STATED PROBLEM
Across the entries below, how many lines contain the word "auch"? Give the number alone.

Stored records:
= = = =
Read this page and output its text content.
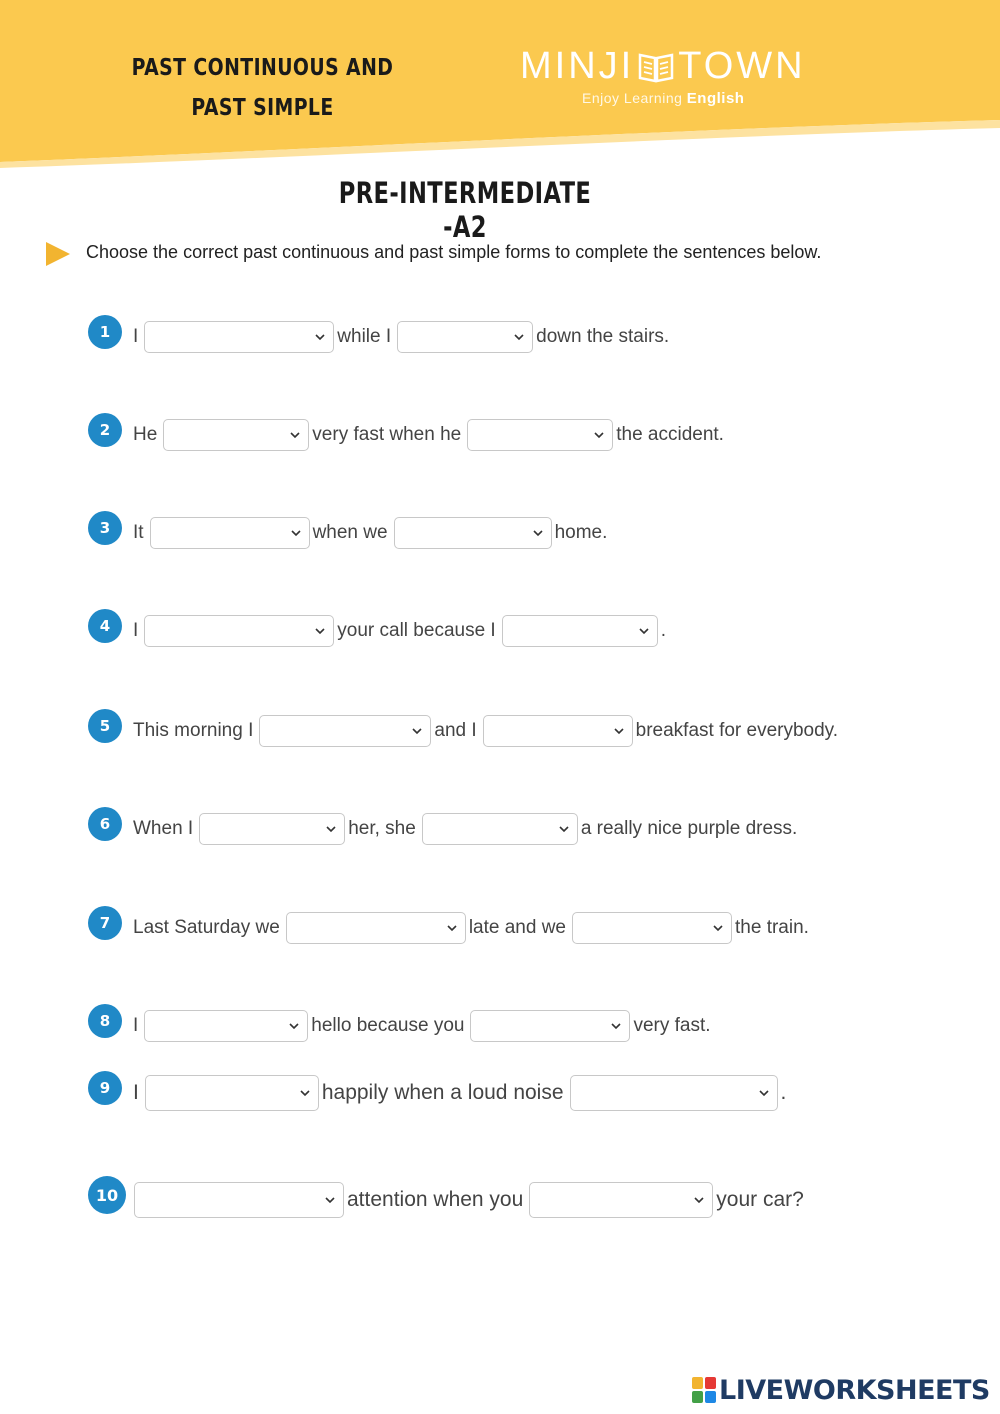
PAST CONTINUOUS AND PAST SIMPLE
MINJI TOWN
Enjoy Learning English
PRE-INTERMEDIATE -A2
Choose the correct past continuous and past simple forms to complete the sentences below.
1	I	while I	down the stairs.
2	He	very fast when he	the accident.
3	It	when we	home.
4	I	your call because I	.
5	This morning I	and I	breakfast for everybody.
6	When I	her, she	a really nice purple dress.
7	Last Saturday we	late and we	the train.
8	I	hello because you	very fast.
9	I	happily when a loud noise	.
10	attention when you	your car?
LIVEWORKSHEETS
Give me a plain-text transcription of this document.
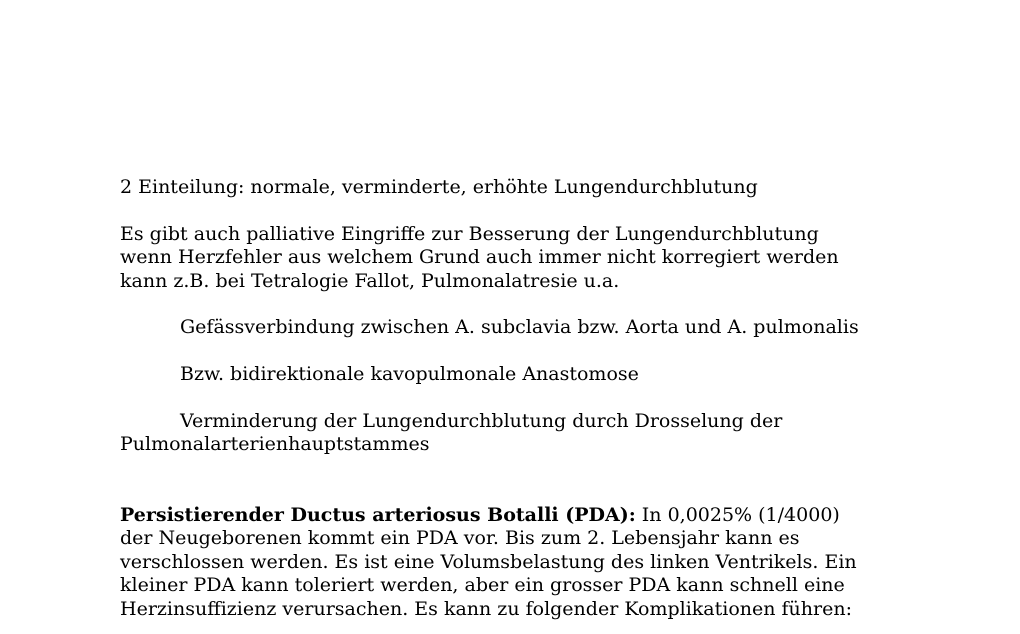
2 Einteilung: normale, verminderte, erhöhte Lungendurchblutung

Es gibt auch palliative Eingriffe zur Besserung der Lungendurchblutung

wenn Herzfehler aus welchem Grund auch immer nicht korregiert werden

kann z.B. bei Tetralogie Fallot, Pulmonalatresie u.a.

Gefässverbindung zwischen A. subclavia bzw. Aorta und A. pulmonalis

Bzw. bidirektionale kavopulmonale Anastomose

Verminderung der Lungendurchblutung durch Drosselung der

Pulmonalarterienhauptstammes

Persistierender Ductus arteriosus Botalli (PDA): In 0,0025% (1/4000)

der Neugeborenen kommt ein PDA vor. Bis zum 2. Lebensjahr kann es

verschlossen werden. Es ist eine Volumsbelastung des linken Ventrikels. Ein

kleiner PDA kann toleriert werden, aber ein grosser PDA kann schnell eine

Herzinsuffizienz verursachen. Es kann zu folgender Komplikationen führen:
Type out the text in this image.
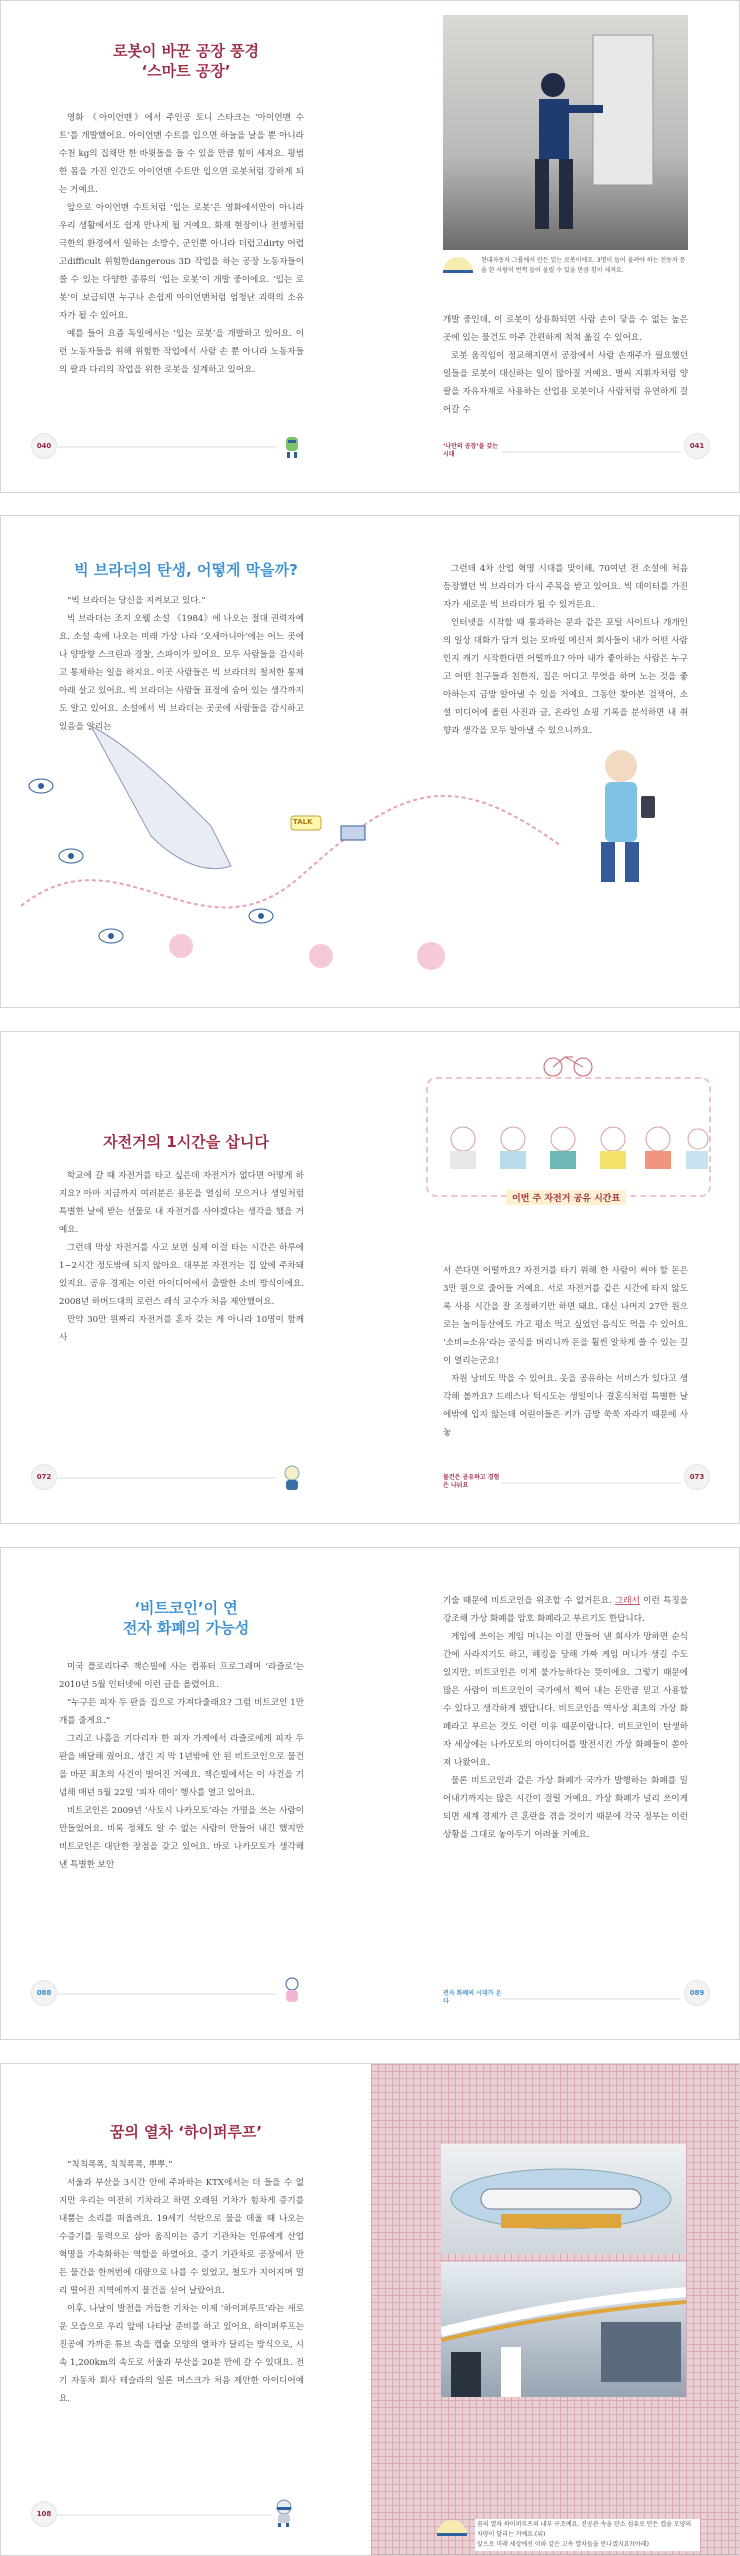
로봇이 바꾼 공장 풍경
‘스마트 공장’

영화 《아이언맨》에서 주인공 토니 스타크는 ‘아이언맨 수트’를 개발했어요. 아이언맨 수트를 입으면 하늘을 날을 뿐 아니라 수천 kg의 집채만 한 바윗돌을 들 수 있을 만큼 힘이 세져요. 평범한 몸을 가진 인간도 아이언맨 수트만 입으면 로봇처럼 강하게 되는 거예요.

앞으로 아이언맨 수트처럼 ‘입는 로봇’은 영화에서만이 아니라 우리 생활에서도 쉽게 만나게 될 거예요. 화재 현장이나 전쟁처럼 극한의 환경에서 일하는 소방수, 군인뿐 아니라 더럽고dirty 어렵고difficult 위험한dangerous 3D 작업을 하는 공장 노동자들이 쓸 수 있는 다양한 종류의 ‘입는 로봇’이 개발 중이에요. ‘입는 로봇’이 보급되면 누구나 손쉽게 아이언맨처럼 엄청난 괴력의 소유자가 될 수 있어요.

예를 들어 요즘 독일에서는 ‘입는 로봇’을 개발하고 있어요. 이런 노동자들을 위해 위험한 작업에서 사람 손 뿐 아니라 노동자들의 팔과 다리의 작업을 위한 로봇을 설계하고 있어요.

040
현대자동차 그룹에서 만든 입는 로봇이에요. 3명이 들어 올려야 하는 전동차 문을 한 사람이 번쩍 들어 올릴 수 있을 만큼 힘이 세져요.

개발 중인데, 이 로봇이 상용화되면 사람 손이 닿을 수 없는 높은 곳에 있는 물건도 아주 간편하게 척척 옮길 수 있어요.

로봇 움직임이 정교해지면서 공장에서 사람 손재주가 필요했던 일들을 로봇이 대신하는 일이 많아질 거예요. 벌써 지휘자처럼 양팔을 자유자재로 사용하는 산업용 로봇이나 사람처럼 유연하게 걸어갈 수

‘나만의 공장’을 갖는 시대
041
빅 브라더의 탄생, 어떻게 막을까?

“빅 브라더는 당신을 지켜보고 있다.”

빅 브라더는 조지 오웰 소설 《1984》에 나오는 절대 권력자예요. 소설 속에 나오는 미래 가상 나라 ‘오세아니아’에는 어느 곳에나 양방향 스크린과 경찰, 스파이가 있어요. 모두 사람들을 감시하고 통제하는 일을 하지요. 이곳 사람들은 빅 브라더의 철저한 통제 아래 살고 있어요. 빅 브라더는 사람들 표정에 숨어 있는 생각까지도 알고 있어요. 소설에서 빅 브라더는 곳곳에 사람들을 감시하고 있음을 알리는

그런데 4차 산업 혁명 시대를 맞이해, 70여년 전 소설에 처음 등장했던 빅 브라더가 다시 주목을 받고 있어요. 빅 데이터를 가진 자가 새로운 빅 브라더가 될 수 있거든요.

인터넷을 시작할 때 통과하는 문과 같은 포털 사이트나 개개인의 일상 대화가 담겨 있는 모바일 메신저 회사들이 내가 어떤 사람인지 캐기 시작한다면 어떨까요? 아마 내가 좋아하는 사람은 누구고 어떤 친구들과 친한지, 집은 어디고 무엇을 하며 노는 것을 좋아하는지 금방 알아낼 수 있을 거예요. 그동안 찾아본 검색어, 소셜 미디어에 올린 사진과 글, 온라인 쇼핑 기록을 분석하면 내 취향과 생각을 모두 알아낼 수 있으니까요.

TALK
자전거의 1시간을 삽니다

학교에 갈 때 자전거를 타고 싶은데 자전거가 없다면 어떻게 하지요? 아마 지금까지 여러분은 용돈을 열심히 모으거나 생일처럼 특별한 날에 받는 선물로 내 자전거를 사야겠다는 생각을 했을 거예요.

그런데 막상 자전거를 사고 보면 실제 이걸 타는 시간은 하루에 1~2시간 정도밖에 되지 않아요. 대부분 자전거는 집 앞에 주차돼 있지요. 공유 경제는 이런 아이디어에서 출발한 소비 방식이에요. 2008년 하버드대의 로런스 레식 교수가 처음 제안했어요.

만약 30만 원짜리 자전거를 혼자 갖는 게 아니라 10명이 함께 사

072
이번 주 자전거 공유 시간표

서 쓴다면 어떨까요? 자전거를 타기 위해 한 사람이 써야 할 돈은 3만 원으로 줄어들 거예요. 서로 자전거를 같은 시간에 타지 않도록 사용 시간을 잘 조정하기만 하면 돼요. 대신 나머지 27만 원으로는 놀이동산에도 가고 평소 먹고 싶었던 음식도 먹을 수 있어요. ‘소비=소유’라는 공식을 버리니까 돈을 훨씬 알차게 쓸 수 있는 길이 열리는군요!

자원 낭비도 막을 수 있어요. 옷을 공유하는 서비스가 있다고 생각해 볼까요? 드레스나 턱시도는 생일이나 결혼식처럼 특별한 날에밖에 입지 않는데 어린이들은 키가 금방 쑥쑥 자라기 때문에 사 놓

물건은 공유하고 경험은 나눠요
073
‘비트코인’이 연
전자 화폐의 가능성

미국 플로리다주 잭슨빌에 사는 컴퓨터 프로그래머 ‘라즐로’는 2010년 5월 인터넷에 이런 글을 올렸어요.

“누구든 피자 두 판을 집으로 가져다줄래요? 그럼 비트코인 1만 개를 줄게요.”

그리고 나흘을 기다리자 한 피자 가게에서 라즐로에게 피자 두 판을 배달해 줬어요. 생긴 지 막 1년밖에 안 된 비트코인으로 물건을 바꾼 최초의 사건이 벌어진 거예요. 잭슨빌에서는 이 사건을 기념해 매년 5월 22일 ‘피자 데이’ 행사를 열고 있어요.

비트코인은 2009년 ‘사토시 나카모토’라는 가명을 쓰는 사람이 만들었어요. 비록 정체도 알 수 없는 사람이 만들어 내긴 했지만 비트코인은 대단한 장점을 갖고 있어요. 바로 나카모토가 생각해 낸 특별한 보안

088

기술 때문에 비트코인을 위조할 수 없거든요. 그래서 이런 특징을 강조해 가상 화폐를 암호 화폐라고 부르기도 한답니다.

게임에 쓰이는 게임 머니는 이걸 만들어 낸 회사가 망하면 순식간에 사라지기도 하고, 해킹을 당해 가짜 게임 머니가 생길 수도 있지만, 비트코인은 이게 불가능하다는 뜻이에요. 그렇기 때문에 많은 사람이 비트코인이 국가에서 찍어 내는 돈만큼 믿고 사용할 수 있다고 생각하게 됐답니다. 비트코인을 역사상 최초의 가상 화폐라고 부르는 것도 이런 이유 때문이랍니다. 비트코인이 탄생하자 세상에는 나카모토의 아이디어를 발전시킨 가상 화폐들이 쏟아져 나왔어요.

물론 비트코인과 같은 가상 화폐가 국가가 발행하는 화폐를 밀어내기까지는 많은 시간이 걸릴 거예요. 가상 화폐가 널리 쓰이게 되면 세계 경제가 큰 혼란을 겪을 것이기 때문에 각국 정부는 이런 상황을 그대로 놓아두기 어려울 거예요.

전자 화폐의 시대가 온다
089
꿈의 열차 ‘하이퍼루프’

“칙칙폭폭, 칙칙폭폭, 뿌뿌.”

서울과 부산을 3시간 안에 주파하는 KTX에서는 더 들을 수 없지만 우리는 여전히 기차라고 하면 오래된 기차가 힘차게 증기를 내뿜는 소리를 떠올려요. 19세기 석탄으로 물을 데울 때 나오는 수증기를 동력으로 삼아 움직이는 증기 기관차는 인류에게 산업 혁명을 가속화하는 역할을 하였어요. 증기 기관차로 공장에서 만든 물건을 한꺼번에 대량으로 나를 수 있었고, 철도가 지어지며 멀리 떨어진 지역에까지 물건을 싣어 날랐어요.

이후, 나날이 발전을 거듭한 기차는 이제 ‘하이퍼루프’라는 새로운 모습으로 우리 앞에 나타날 준비를 하고 있어요. 하이퍼루프는 진공에 가까운 튜브 속을 캡슐 모양의 열차가 달리는 방식으로, 시속 1,200km의 속도로 서울과 부산을 20분 만에 갈 수 있대요. 전기 자동차 회사 테슬라의 일론 머스크가 처음 제안한 아이디어예요.

108
꿈의 열차 하이퍼루프의 내부 구조예요. 진공관 속을 탄소 섬유로 만든 캡슐 모양의 차량이 달리는 거예요.(위)
앞으로 미래 세상에선 이와 같은 고속 열차들을 만나겠지요?(아래)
= = = =
RESULT BELOW
2